Data for the task:
........
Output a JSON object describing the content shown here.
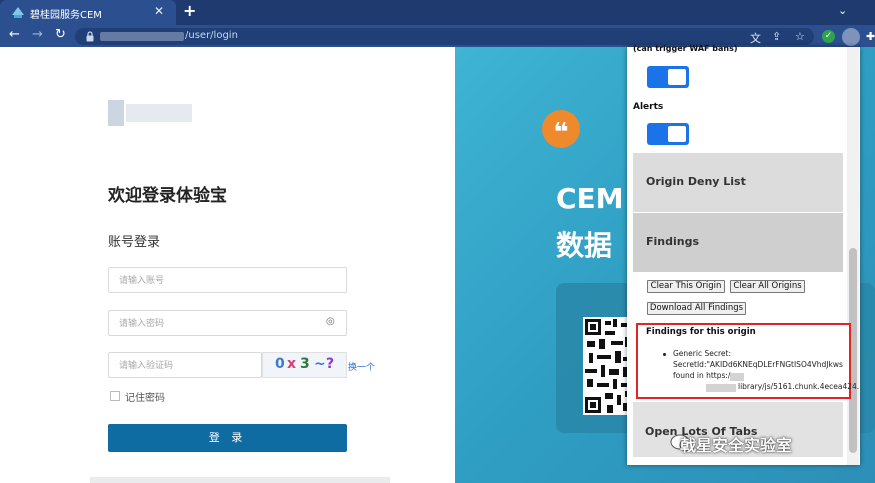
{
  "browser": {
    "tab_title": "碧桂园服务CEM",
    "tab_close": "✕",
    "new_tab": "+",
    "tab_menu": "⌄",
    "url_path": "/user/login",
    "icons": [
      "back-arrow-icon",
      "forward-arrow-icon",
      "reload-icon",
      "lock-icon",
      "translate-icon",
      "share-icon",
      "star-icon",
      "extension-icon",
      "profile-avatar-icon",
      "puzzle-icon"
    ]
  },
  "login": {
    "welcome_title": "欢迎登录体验宝",
    "account_login": "账号登录",
    "username_placeholder": "请输入账号",
    "password_placeholder": "请输入密码",
    "captcha_placeholder": "请输入验证码",
    "captcha_chars": [
      "0",
      "x",
      "3",
      "~",
      "?"
    ],
    "captcha_refresh": "换一个",
    "remember_label": "记住密码",
    "login_button": "登 录",
    "accent_color": "#0e6ca3"
  },
  "hero": {
    "line1": "CEM",
    "line2": "数据",
    "quote_glyph": "❝",
    "quote_color": "#ee8a2c"
  },
  "extension_popup": {
    "waf_label": "(can trigger WAF bans)",
    "alerts_label": "Alerts",
    "origin_deny_list": "Origin Deny List",
    "findings_section": "Findings",
    "clear_this_origin": "Clear This Origin",
    "clear_all_origins": "Clear All Origins",
    "download_all_findings": "Download All Findings",
    "findings_title": "Findings for this origin",
    "finding_line1": "Generic Secret:",
    "finding_line2": "SecretId:\"AKIDd6KNEqDLErFNGtISO4VhdJkws",
    "finding_line3": "found in https:/",
    "finding_line4": "library/js/5161.chunk.4ecea424.",
    "open_tabs": "Open Lots Of Tabs",
    "toggle_color": "#1a73e8",
    "highlight_color": "#e32424"
  },
  "watermark": {
    "text": "戟星安全实验室"
  }
}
........
The exercise:
Nothing in the entries should change as you copy them, except that the pictures are left out.

Result:
Output a JSON object describing the content shown here.
{
  "browser": {
    "tab_title": "碧桂园服务CEM",
    "tab_close": "✕",
    "new_tab": "+",
    "tab_menu": "⌄",
    "url_path": "/user/login",
    "icons": [
      "back-arrow-icon",
      "forward-arrow-icon",
      "reload-icon",
      "lock-icon",
      "translate-icon",
      "share-icon",
      "star-icon",
      "extension-icon",
      "profile-avatar-icon",
      "puzzle-icon"
    ]
  },
  "login": {
    "welcome_title": "欢迎登录体验宝",
    "account_login": "账号登录",
    "username_placeholder": "请输入账号",
    "password_placeholder": "请输入密码",
    "captcha_placeholder": "请输入验证码",
    "captcha_chars": [
      "0",
      "x",
      "3",
      "~",
      "?"
    ],
    "captcha_refresh": "换一个",
    "remember_label": "记住密码",
    "login_button": "登 录",
    "accent_color": "#0e6ca3"
  },
  "hero": {
    "line1": "CEM",
    "line2": "数据",
    "quote_glyph": "❝",
    "quote_color": "#ee8a2c"
  },
  "extension_popup": {
    "waf_label": "(can trigger WAF bans)",
    "alerts_label": "Alerts",
    "origin_deny_list": "Origin Deny List",
    "findings_section": "Findings",
    "clear_this_origin": "Clear This Origin",
    "clear_all_origins": "Clear All Origins",
    "download_all_findings": "Download All Findings",
    "findings_title": "Findings for this origin",
    "finding_line1": "Generic Secret:",
    "finding_line2": "SecretId:\"AKIDd6KNEqDLErFNGtISO4VhdJkws",
    "finding_line3": "found in https:/",
    "finding_line4": "library/js/5161.chunk.4ecea424.",
    "open_tabs": "Open Lots Of Tabs",
    "toggle_color": "#1a73e8",
    "highlight_color": "#e32424"
  },
  "watermark": {
    "text": "戟星安全实验室"
  }
}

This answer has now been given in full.